══ Exercise materials ══
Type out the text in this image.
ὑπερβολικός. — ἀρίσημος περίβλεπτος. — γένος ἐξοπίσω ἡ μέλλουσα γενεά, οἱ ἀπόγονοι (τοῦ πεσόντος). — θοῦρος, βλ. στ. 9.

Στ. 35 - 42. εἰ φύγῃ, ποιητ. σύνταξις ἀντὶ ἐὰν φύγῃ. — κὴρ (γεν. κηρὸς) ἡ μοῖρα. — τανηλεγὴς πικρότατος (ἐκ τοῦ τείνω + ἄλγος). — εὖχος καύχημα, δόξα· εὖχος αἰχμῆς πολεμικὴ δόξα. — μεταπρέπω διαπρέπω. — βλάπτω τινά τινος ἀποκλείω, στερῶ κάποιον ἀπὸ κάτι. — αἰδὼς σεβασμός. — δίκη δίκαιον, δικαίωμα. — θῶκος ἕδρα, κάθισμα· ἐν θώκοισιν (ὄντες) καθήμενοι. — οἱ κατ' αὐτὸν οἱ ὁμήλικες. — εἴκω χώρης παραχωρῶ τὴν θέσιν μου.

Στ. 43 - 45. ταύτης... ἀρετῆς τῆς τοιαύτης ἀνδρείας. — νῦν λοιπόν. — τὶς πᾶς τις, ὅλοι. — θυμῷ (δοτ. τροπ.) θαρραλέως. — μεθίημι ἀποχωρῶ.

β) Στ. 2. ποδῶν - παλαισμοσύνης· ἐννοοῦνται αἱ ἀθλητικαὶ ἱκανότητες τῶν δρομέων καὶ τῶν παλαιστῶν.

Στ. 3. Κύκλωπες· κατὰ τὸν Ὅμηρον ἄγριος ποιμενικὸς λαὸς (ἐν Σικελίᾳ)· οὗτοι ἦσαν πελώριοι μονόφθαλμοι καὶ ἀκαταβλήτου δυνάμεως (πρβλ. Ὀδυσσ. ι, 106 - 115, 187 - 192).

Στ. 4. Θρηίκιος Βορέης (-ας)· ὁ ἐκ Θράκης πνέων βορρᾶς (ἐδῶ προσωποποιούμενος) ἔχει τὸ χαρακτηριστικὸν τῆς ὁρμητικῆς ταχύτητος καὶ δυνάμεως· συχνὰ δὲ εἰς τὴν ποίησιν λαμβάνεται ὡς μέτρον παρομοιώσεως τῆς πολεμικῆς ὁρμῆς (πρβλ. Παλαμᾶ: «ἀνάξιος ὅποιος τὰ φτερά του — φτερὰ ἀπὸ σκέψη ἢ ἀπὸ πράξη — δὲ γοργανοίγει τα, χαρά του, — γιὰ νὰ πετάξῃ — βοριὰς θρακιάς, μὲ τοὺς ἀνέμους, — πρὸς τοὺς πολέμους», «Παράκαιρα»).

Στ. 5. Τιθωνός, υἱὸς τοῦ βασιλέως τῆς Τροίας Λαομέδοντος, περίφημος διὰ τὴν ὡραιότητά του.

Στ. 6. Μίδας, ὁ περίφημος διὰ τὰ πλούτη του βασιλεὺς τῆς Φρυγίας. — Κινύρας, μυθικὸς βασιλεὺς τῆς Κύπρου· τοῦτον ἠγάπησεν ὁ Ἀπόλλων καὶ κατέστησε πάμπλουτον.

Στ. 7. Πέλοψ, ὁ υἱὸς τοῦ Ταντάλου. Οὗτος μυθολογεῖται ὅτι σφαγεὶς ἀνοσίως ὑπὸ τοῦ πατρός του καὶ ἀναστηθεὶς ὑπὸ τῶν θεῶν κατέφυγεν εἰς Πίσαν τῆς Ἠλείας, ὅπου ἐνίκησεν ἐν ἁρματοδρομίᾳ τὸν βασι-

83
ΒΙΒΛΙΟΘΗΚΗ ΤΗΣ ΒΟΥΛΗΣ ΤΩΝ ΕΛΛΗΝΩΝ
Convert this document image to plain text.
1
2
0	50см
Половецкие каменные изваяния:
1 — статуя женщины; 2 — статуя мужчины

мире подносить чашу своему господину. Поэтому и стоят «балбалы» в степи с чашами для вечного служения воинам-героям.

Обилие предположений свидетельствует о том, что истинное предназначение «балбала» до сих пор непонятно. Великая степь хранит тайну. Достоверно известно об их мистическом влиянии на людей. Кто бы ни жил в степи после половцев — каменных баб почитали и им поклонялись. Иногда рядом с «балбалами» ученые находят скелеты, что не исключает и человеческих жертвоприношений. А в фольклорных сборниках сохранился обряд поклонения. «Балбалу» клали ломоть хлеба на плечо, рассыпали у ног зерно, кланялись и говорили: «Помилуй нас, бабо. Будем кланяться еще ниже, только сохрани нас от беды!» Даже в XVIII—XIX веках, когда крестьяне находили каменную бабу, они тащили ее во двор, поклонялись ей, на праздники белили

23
═══
**Task requirements:** Work through the data and report how many of its lines hold the word "text", giving only the figure.

**Exercise result:** 2